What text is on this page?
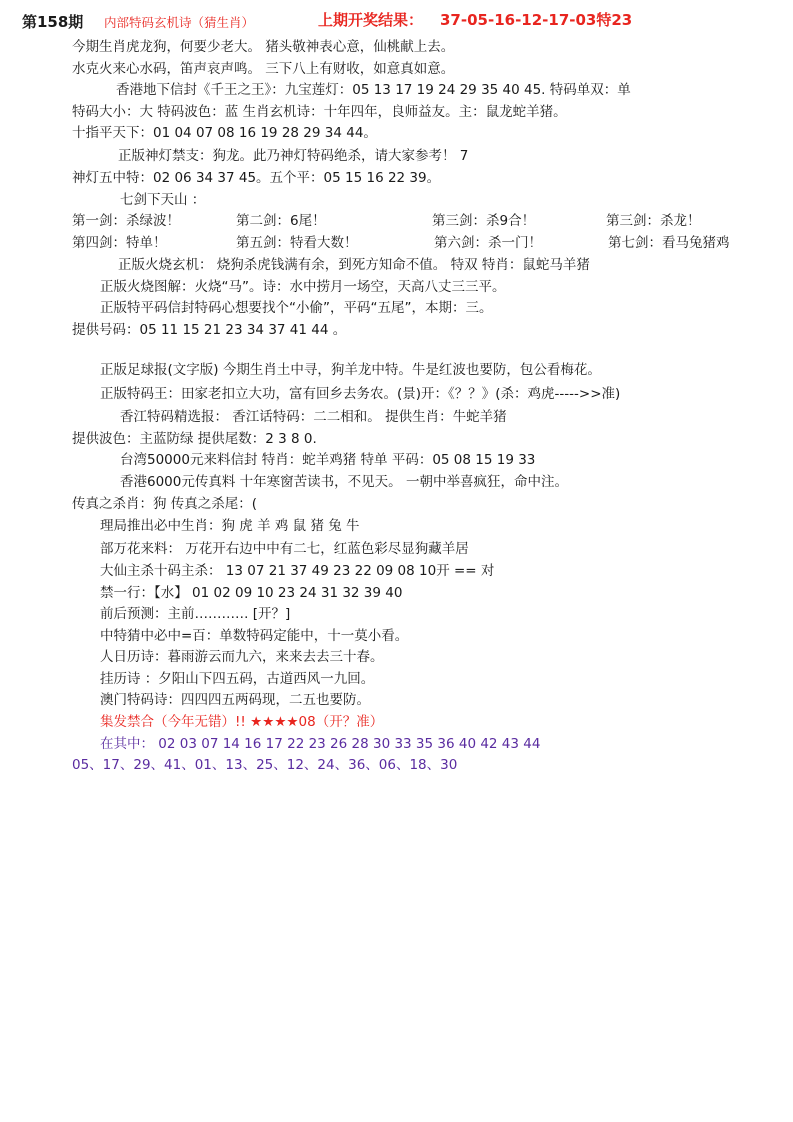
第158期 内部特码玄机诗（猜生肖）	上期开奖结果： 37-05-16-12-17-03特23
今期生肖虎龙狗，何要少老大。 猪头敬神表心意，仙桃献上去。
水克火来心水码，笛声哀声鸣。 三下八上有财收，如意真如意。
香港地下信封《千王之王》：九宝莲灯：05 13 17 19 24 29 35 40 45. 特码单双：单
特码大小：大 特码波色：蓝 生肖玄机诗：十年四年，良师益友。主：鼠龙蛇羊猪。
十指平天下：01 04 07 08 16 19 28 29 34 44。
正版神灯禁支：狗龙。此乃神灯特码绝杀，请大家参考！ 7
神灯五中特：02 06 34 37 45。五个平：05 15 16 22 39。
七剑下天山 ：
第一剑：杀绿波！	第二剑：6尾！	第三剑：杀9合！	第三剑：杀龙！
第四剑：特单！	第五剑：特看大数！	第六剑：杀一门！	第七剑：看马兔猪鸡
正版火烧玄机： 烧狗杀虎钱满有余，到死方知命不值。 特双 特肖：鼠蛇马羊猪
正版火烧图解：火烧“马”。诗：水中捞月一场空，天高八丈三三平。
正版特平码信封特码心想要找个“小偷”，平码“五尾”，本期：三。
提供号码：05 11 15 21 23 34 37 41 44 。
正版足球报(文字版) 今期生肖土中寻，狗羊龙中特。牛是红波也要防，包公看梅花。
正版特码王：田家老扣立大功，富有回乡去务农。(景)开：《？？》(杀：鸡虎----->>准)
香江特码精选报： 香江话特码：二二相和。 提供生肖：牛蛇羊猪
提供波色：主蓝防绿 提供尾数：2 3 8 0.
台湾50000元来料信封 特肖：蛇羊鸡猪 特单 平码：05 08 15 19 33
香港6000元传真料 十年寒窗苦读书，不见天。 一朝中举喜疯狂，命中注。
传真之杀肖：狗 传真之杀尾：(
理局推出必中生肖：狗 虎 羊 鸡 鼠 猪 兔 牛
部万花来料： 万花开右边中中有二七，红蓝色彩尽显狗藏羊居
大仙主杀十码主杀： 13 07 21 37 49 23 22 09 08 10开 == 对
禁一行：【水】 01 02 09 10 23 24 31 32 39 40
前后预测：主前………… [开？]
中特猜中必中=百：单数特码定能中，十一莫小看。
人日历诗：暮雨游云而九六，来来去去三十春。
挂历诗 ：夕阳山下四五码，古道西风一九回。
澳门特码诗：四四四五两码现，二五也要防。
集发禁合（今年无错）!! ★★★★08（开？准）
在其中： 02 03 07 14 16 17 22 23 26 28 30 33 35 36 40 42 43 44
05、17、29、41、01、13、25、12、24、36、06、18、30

**What you need to do:** Leave out the pictures and reproduce the rest of the listing exactly.

**Exercise result:**
What text is on this page?
第158期 内部特码玄机诗（猜生肖）	上期开奖结果： 37-05-16-12-17-03特23
今期生肖虎龙狗，何要少老大。 猪头敬神表心意，仙桃献上去。
水克火来心水码，笛声哀声鸣。 三下八上有财收，如意真如意。
香港地下信封《千王之王》：九宝莲灯：05 13 17 19 24 29 35 40 45. 特码单双：单
特码大小：大 特码波色：蓝 生肖玄机诗：十年四年，良师益友。主：鼠龙蛇羊猪。
十指平天下：01 04 07 08 16 19 28 29 34 44。
正版神灯禁支：狗龙。此乃神灯特码绝杀，请大家参考！ 7
神灯五中特：02 06 34 37 45。五个平：05 15 16 22 39。
七剑下天山 ：
第一剑：杀绿波！	第二剑：6尾！	第三剑：杀9合！	第三剑：杀龙！
第四剑：特单！	第五剑：特看大数！	第六剑：杀一门！	第七剑：看马兔猪鸡
正版火烧玄机： 烧狗杀虎钱满有余，到死方知命不值。 特双 特肖：鼠蛇马羊猪
正版火烧图解：火烧“马”。诗：水中捞月一场空，天高八丈三三平。
正版特平码信封特码心想要找个“小偷”，平码“五尾”，本期：三。
提供号码：05 11 15 21 23 34 37 41 44 。
正版足球报(文字版) 今期生肖土中寻，狗羊龙中特。牛是红波也要防，包公看梅花。
正版特码王：田家老扣立大功，富有回乡去务农。(景)开：《？？》(杀：鸡虎----->>准)
香江特码精选报： 香江话特码：二二相和。 提供生肖：牛蛇羊猪
提供波色：主蓝防绿 提供尾数：2 3 8 0.
台湾50000元来料信封 特肖：蛇羊鸡猪 特单 平码：05 08 15 19 33
香港6000元传真料 十年寒窗苦读书，不见天。 一朝中举喜疯狂，命中注。
传真之杀肖：狗 传真之杀尾：(
理局推出必中生肖：狗 虎 羊 鸡 鼠 猪 兔 牛
部万花来料： 万花开右边中中有二七，红蓝色彩尽显狗藏羊居
大仙主杀十码主杀： 13 07 21 37 49 23 22 09 08 10开 == 对
禁一行：【水】 01 02 09 10 23 24 31 32 39 40
前后预测：主前………… [开？]
中特猜中必中=百：单数特码定能中，十一莫小看。
人日历诗：暮雨游云而九六，来来去去三十春。
挂历诗 ：夕阳山下四五码，古道西风一九回。
澳门特码诗：四四四五两码现，二五也要防。
集发禁合（今年无错）!! ★★★★08（开？准）
在其中： 02 03 07 14 16 17 22 23 26 28 30 33 35 36 40 42 43 44
05、17、29、41、01、13、25、12、24、36、06、18、30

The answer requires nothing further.